»»

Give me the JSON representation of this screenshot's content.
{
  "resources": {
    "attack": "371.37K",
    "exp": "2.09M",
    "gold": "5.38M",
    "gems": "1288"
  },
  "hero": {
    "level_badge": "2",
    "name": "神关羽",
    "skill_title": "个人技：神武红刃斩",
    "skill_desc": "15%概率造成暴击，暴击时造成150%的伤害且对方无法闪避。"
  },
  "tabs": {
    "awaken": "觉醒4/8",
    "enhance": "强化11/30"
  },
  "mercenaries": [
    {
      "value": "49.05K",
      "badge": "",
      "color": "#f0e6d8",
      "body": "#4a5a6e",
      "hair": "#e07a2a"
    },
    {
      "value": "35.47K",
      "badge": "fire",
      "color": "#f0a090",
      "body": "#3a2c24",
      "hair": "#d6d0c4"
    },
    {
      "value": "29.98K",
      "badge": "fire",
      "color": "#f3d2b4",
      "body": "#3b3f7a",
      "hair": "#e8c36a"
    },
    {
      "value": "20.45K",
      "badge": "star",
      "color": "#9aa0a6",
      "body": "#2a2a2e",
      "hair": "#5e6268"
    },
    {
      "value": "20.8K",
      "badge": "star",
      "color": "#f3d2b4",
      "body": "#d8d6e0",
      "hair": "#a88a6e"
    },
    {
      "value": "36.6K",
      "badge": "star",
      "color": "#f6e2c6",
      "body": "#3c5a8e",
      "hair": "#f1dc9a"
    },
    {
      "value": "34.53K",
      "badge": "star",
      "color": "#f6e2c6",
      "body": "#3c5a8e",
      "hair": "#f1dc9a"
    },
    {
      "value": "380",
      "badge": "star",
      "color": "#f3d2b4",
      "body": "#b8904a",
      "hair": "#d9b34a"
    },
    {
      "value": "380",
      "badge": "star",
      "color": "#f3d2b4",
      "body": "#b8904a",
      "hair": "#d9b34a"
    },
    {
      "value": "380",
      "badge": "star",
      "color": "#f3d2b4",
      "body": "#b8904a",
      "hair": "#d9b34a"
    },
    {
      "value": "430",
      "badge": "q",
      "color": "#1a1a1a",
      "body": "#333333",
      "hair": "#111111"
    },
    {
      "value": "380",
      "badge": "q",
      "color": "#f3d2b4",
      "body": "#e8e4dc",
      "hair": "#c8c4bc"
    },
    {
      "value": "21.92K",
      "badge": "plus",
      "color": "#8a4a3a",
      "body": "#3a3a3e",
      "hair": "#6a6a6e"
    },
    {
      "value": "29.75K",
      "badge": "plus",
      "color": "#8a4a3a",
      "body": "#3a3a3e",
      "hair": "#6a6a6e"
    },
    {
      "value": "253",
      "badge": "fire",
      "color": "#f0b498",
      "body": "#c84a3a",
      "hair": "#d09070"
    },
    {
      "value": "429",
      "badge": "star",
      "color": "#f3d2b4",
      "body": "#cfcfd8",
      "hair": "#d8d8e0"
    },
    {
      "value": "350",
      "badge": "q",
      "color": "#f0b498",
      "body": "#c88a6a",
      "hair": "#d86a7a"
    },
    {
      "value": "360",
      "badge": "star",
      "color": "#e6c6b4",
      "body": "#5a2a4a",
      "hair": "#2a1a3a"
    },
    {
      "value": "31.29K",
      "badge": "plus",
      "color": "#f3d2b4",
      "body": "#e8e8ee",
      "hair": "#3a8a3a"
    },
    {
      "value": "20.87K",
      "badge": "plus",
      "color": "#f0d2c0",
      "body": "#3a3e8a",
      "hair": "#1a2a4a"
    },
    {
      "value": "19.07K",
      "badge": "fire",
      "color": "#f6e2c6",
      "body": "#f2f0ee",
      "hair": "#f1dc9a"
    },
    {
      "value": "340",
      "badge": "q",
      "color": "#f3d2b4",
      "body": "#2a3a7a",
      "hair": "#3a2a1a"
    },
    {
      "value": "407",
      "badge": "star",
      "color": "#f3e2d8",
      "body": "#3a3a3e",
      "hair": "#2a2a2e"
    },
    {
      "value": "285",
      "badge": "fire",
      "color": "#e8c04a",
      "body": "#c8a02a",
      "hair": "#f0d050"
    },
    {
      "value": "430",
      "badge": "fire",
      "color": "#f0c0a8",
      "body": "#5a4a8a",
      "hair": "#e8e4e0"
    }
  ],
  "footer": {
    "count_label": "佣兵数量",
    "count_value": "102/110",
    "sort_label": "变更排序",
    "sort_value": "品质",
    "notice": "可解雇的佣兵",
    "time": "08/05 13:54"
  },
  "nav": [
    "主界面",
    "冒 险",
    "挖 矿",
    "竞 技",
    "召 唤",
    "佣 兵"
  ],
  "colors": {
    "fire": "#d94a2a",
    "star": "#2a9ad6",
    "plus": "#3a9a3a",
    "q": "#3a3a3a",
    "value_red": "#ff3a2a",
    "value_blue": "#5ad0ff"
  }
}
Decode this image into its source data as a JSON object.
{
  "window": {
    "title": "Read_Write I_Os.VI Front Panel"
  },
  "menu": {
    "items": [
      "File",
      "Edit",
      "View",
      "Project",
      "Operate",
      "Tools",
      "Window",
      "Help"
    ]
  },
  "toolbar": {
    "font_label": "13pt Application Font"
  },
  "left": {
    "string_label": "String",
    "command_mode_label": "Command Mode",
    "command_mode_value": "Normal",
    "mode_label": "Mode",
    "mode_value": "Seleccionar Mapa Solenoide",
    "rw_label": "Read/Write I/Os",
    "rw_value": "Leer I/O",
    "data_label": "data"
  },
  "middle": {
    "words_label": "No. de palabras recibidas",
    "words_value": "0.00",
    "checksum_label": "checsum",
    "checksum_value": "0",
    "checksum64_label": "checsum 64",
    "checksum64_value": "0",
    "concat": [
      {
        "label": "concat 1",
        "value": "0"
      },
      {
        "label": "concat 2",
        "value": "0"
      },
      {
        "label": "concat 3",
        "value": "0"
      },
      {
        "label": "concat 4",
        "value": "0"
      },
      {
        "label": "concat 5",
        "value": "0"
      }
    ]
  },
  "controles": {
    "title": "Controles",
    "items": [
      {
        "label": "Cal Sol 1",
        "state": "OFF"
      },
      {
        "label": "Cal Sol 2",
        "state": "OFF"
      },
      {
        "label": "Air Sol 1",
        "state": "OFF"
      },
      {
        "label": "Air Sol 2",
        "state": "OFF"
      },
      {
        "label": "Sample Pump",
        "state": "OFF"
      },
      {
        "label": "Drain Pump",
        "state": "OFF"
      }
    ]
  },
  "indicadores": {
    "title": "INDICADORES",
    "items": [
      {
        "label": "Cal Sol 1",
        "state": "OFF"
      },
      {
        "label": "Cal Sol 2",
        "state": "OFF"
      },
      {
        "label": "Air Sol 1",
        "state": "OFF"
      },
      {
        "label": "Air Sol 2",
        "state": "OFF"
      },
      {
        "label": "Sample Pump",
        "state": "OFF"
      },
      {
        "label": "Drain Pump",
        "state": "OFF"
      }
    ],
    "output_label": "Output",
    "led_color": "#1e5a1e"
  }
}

««

*EXERCISE DESCRIPTION:*
Write the material out exactly, with nothing left out.

*TASK ANSWER:*
Give me the JSON representation of this screenshot's content.
{
  "resources": {
    "attack": "371.37K",
    "exp": "2.09M",
    "gold": "5.38M",
    "gems": "1288"
  },
  "hero": {
    "level_badge": "2",
    "name": "神关羽",
    "skill_title": "个人技：神武红刃斩",
    "skill_desc": "15%概率造成暴击，暴击时造成150%的伤害且对方无法闪避。"
  },
  "tabs": {
    "awaken": "觉醒4/8",
    "enhance": "强化11/30"
  },
  "mercenaries": [
    {
      "value": "49.05K",
      "badge": "",
      "color": "#f0e6d8",
      "body": "#4a5a6e",
      "hair": "#e07a2a"
    },
    {
      "value": "35.47K",
      "badge": "fire",
      "color": "#f0a090",
      "body": "#3a2c24",
      "hair": "#d6d0c4"
    },
    {
      "value": "29.98K",
      "badge": "fire",
      "color": "#f3d2b4",
      "body": "#3b3f7a",
      "hair": "#e8c36a"
    },
    {
      "value": "20.45K",
      "badge": "star",
      "color": "#9aa0a6",
      "body": "#2a2a2e",
      "hair": "#5e6268"
    },
    {
      "value": "20.8K",
      "badge": "star",
      "color": "#f3d2b4",
      "body": "#d8d6e0",
      "hair": "#a88a6e"
    },
    {
      "value": "36.6K",
      "badge": "star",
      "color": "#f6e2c6",
      "body": "#3c5a8e",
      "hair": "#f1dc9a"
    },
    {
      "value": "34.53K",
      "badge": "star",
      "color": "#f6e2c6",
      "body": "#3c5a8e",
      "hair": "#f1dc9a"
    },
    {
      "value": "380",
      "badge": "star",
      "color": "#f3d2b4",
      "body": "#b8904a",
      "hair": "#d9b34a"
    },
    {
      "value": "380",
      "badge": "star",
      "color": "#f3d2b4",
      "body": "#b8904a",
      "hair": "#d9b34a"
    },
    {
      "value": "380",
      "badge": "star",
      "color": "#f3d2b4",
      "body": "#b8904a",
      "hair": "#d9b34a"
    },
    {
      "value": "430",
      "badge": "q",
      "color": "#1a1a1a",
      "body": "#333333",
      "hair": "#111111"
    },
    {
      "value": "380",
      "badge": "q",
      "color": "#f3d2b4",
      "body": "#e8e4dc",
      "hair": "#c8c4bc"
    },
    {
      "value": "21.92K",
      "badge": "plus",
      "color": "#8a4a3a",
      "body": "#3a3a3e",
      "hair": "#6a6a6e"
    },
    {
      "value": "29.75K",
      "badge": "plus",
      "color": "#8a4a3a",
      "body": "#3a3a3e",
      "hair": "#6a6a6e"
    },
    {
      "value": "253",
      "badge": "fire",
      "color": "#f0b498",
      "body": "#c84a3a",
      "hair": "#d09070"
    },
    {
      "value": "429",
      "badge": "star",
      "color": "#f3d2b4",
      "body": "#cfcfd8",
      "hair": "#d8d8e0"
    },
    {
      "value": "350",
      "badge": "q",
      "color": "#f0b498",
      "body": "#c88a6a",
      "hair": "#d86a7a"
    },
    {
      "value": "360",
      "badge": "star",
      "color": "#e6c6b4",
      "body": "#5a2a4a",
      "hair": "#2a1a3a"
    },
    {
      "value": "31.29K",
      "badge": "plus",
      "color": "#f3d2b4",
      "body": "#e8e8ee",
      "hair": "#3a8a3a"
    },
    {
      "value": "20.87K",
      "badge": "plus",
      "color": "#f0d2c0",
      "body": "#3a3e8a",
      "hair": "#1a2a4a"
    },
    {
      "value": "19.07K",
      "badge": "fire",
      "color": "#f6e2c6",
      "body": "#f2f0ee",
      "hair": "#f1dc9a"
    },
    {
      "value": "340",
      "badge": "q",
      "color": "#f3d2b4",
      "body": "#2a3a7a",
      "hair": "#3a2a1a"
    },
    {
      "value": "407",
      "badge": "star",
      "color": "#f3e2d8",
      "body": "#3a3a3e",
      "hair": "#2a2a2e"
    },
    {
      "value": "285",
      "badge": "fire",
      "color": "#e8c04a",
      "body": "#c8a02a",
      "hair": "#f0d050"
    },
    {
      "value": "430",
      "badge": "fire",
      "color": "#f0c0a8",
      "body": "#5a4a8a",
      "hair": "#e8e4e0"
    }
  ],
  "footer": {
    "count_label": "佣兵数量",
    "count_value": "102/110",
    "sort_label": "变更排序",
    "sort_value": "品质",
    "notice": "可解雇的佣兵",
    "time": "08/05 13:54"
  },
  "nav": [
    "主界面",
    "冒 险",
    "挖 矿",
    "竞 技",
    "召 唤",
    "佣 兵"
  ],
  "colors": {
    "fire": "#d94a2a",
    "star": "#2a9ad6",
    "plus": "#3a9a3a",
    "q": "#3a3a3a",
    "value_red": "#ff3a2a",
    "value_blue": "#5ad0ff"
  }
}
Decode this image into its source data as a JSON object.
{
  "window": {
    "title": "Read_Write I_Os.VI Front Panel"
  },
  "menu": {
    "items": [
      "File",
      "Edit",
      "View",
      "Project",
      "Operate",
      "Tools",
      "Window",
      "Help"
    ]
  },
  "toolbar": {
    "font_label": "13pt Application Font"
  },
  "left": {
    "string_label": "String",
    "command_mode_label": "Command Mode",
    "command_mode_value": "Normal",
    "mode_label": "Mode",
    "mode_value": "Seleccionar Mapa Solenoide",
    "rw_label": "Read/Write I/Os",
    "rw_value": "Leer I/O",
    "data_label": "data"
  },
  "middle": {
    "words_label": "No. de palabras recibidas",
    "words_value": "0.00",
    "checksum_label": "checsum",
    "checksum_value": "0",
    "checksum64_label": "checsum 64",
    "checksum64_value": "0",
    "concat": [
      {
        "label": "concat 1",
        "value": "0"
      },
      {
        "label": "concat 2",
        "value": "0"
      },
      {
        "label": "concat 3",
        "value": "0"
      },
      {
        "label": "concat 4",
        "value": "0"
      },
      {
        "label": "concat 5",
        "value": "0"
      }
    ]
  },
  "controles": {
    "title": "Controles",
    "items": [
      {
        "label": "Cal Sol 1",
        "state": "OFF"
      },
      {
        "label": "Cal Sol 2",
        "state": "OFF"
      },
      {
        "label": "Air Sol 1",
        "state": "OFF"
      },
      {
        "label": "Air Sol 2",
        "state": "OFF"
      },
      {
        "label": "Sample Pump",
        "state": "OFF"
      },
      {
        "label": "Drain Pump",
        "state": "OFF"
      }
    ]
  },
  "indicadores": {
    "title": "INDICADORES",
    "items": [
      {
        "label": "Cal Sol 1",
        "state": "OFF"
      },
      {
        "label": "Cal Sol 2",
        "state": "OFF"
      },
      {
        "label": "Air Sol 1",
        "state": "OFF"
      },
      {
        "label": "Air Sol 2",
        "state": "OFF"
      },
      {
        "label": "Sample Pump",
        "state": "OFF"
      },
      {
        "label": "Drain Pump",
        "state": "OFF"
      }
    ],
    "output_label": "Output",
    "led_color": "#1e5a1e"
  }
}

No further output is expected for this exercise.